►

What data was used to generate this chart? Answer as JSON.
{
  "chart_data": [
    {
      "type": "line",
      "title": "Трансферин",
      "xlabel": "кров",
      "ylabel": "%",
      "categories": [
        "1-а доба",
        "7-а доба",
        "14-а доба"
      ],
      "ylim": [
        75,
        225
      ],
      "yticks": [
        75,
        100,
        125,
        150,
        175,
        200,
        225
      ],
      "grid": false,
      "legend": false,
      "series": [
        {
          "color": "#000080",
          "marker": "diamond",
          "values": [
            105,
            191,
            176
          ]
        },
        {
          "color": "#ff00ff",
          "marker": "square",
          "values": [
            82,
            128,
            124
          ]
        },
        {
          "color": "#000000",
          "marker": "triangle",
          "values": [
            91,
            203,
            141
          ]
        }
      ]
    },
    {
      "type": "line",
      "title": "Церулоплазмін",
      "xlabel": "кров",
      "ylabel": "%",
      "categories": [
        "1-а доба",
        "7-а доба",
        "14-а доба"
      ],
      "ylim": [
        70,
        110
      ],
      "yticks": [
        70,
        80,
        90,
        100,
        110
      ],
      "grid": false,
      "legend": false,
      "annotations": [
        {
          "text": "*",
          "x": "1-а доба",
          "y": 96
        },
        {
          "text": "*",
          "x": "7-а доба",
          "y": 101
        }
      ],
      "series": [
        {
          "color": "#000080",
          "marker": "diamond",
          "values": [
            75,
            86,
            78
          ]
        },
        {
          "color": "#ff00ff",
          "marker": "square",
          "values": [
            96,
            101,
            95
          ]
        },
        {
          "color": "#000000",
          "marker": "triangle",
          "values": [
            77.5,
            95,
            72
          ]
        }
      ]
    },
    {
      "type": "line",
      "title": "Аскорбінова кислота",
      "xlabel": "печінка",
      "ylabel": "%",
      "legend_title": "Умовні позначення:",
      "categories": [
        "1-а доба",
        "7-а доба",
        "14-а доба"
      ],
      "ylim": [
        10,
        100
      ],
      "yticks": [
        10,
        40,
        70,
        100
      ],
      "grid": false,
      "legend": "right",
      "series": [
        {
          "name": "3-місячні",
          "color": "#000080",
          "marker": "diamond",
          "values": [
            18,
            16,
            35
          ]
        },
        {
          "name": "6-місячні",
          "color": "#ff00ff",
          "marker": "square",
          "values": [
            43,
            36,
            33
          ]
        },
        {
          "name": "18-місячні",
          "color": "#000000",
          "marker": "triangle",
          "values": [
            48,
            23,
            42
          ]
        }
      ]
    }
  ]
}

◄

[Instruction]: Transcribe the data above in full, exactly.

[Finished answer]:
What data was used to generate this chart? Answer as JSON.
{
  "chart_data": [
    {
      "type": "line",
      "title": "Трансферин",
      "xlabel": "кров",
      "ylabel": "%",
      "categories": [
        "1-а доба",
        "7-а доба",
        "14-а доба"
      ],
      "ylim": [
        75,
        225
      ],
      "yticks": [
        75,
        100,
        125,
        150,
        175,
        200,
        225
      ],
      "grid": false,
      "legend": false,
      "series": [
        {
          "color": "#000080",
          "marker": "diamond",
          "values": [
            105,
            191,
            176
          ]
        },
        {
          "color": "#ff00ff",
          "marker": "square",
          "values": [
            82,
            128,
            124
          ]
        },
        {
          "color": "#000000",
          "marker": "triangle",
          "values": [
            91,
            203,
            141
          ]
        }
      ]
    },
    {
      "type": "line",
      "title": "Церулоплазмін",
      "xlabel": "кров",
      "ylabel": "%",
      "categories": [
        "1-а доба",
        "7-а доба",
        "14-а доба"
      ],
      "ylim": [
        70,
        110
      ],
      "yticks": [
        70,
        80,
        90,
        100,
        110
      ],
      "grid": false,
      "legend": false,
      "annotations": [
        {
          "text": "*",
          "x": "1-а доба",
          "y": 96
        },
        {
          "text": "*",
          "x": "7-а доба",
          "y": 101
        }
      ],
      "series": [
        {
          "color": "#000080",
          "marker": "diamond",
          "values": [
            75,
            86,
            78
          ]
        },
        {
          "color": "#ff00ff",
          "marker": "square",
          "values": [
            96,
            101,
            95
          ]
        },
        {
          "color": "#000000",
          "marker": "triangle",
          "values": [
            77.5,
            95,
            72
          ]
        }
      ]
    },
    {
      "type": "line",
      "title": "Аскорбінова кислота",
      "xlabel": "печінка",
      "ylabel": "%",
      "legend_title": "Умовні позначення:",
      "categories": [
        "1-а доба",
        "7-а доба",
        "14-а доба"
      ],
      "ylim": [
        10,
        100
      ],
      "yticks": [
        10,
        40,
        70,
        100
      ],
      "grid": false,
      "legend": "right",
      "series": [
        {
          "name": "3-місячні",
          "color": "#000080",
          "marker": "diamond",
          "values": [
            18,
            16,
            35
          ]
        },
        {
          "name": "6-місячні",
          "color": "#ff00ff",
          "marker": "square",
          "values": [
            43,
            36,
            33
          ]
        },
        {
          "name": "18-місячні",
          "color": "#000000",
          "marker": "triangle",
          "values": [
            48,
            23,
            42
          ]
        }
      ]
    }
  ]
}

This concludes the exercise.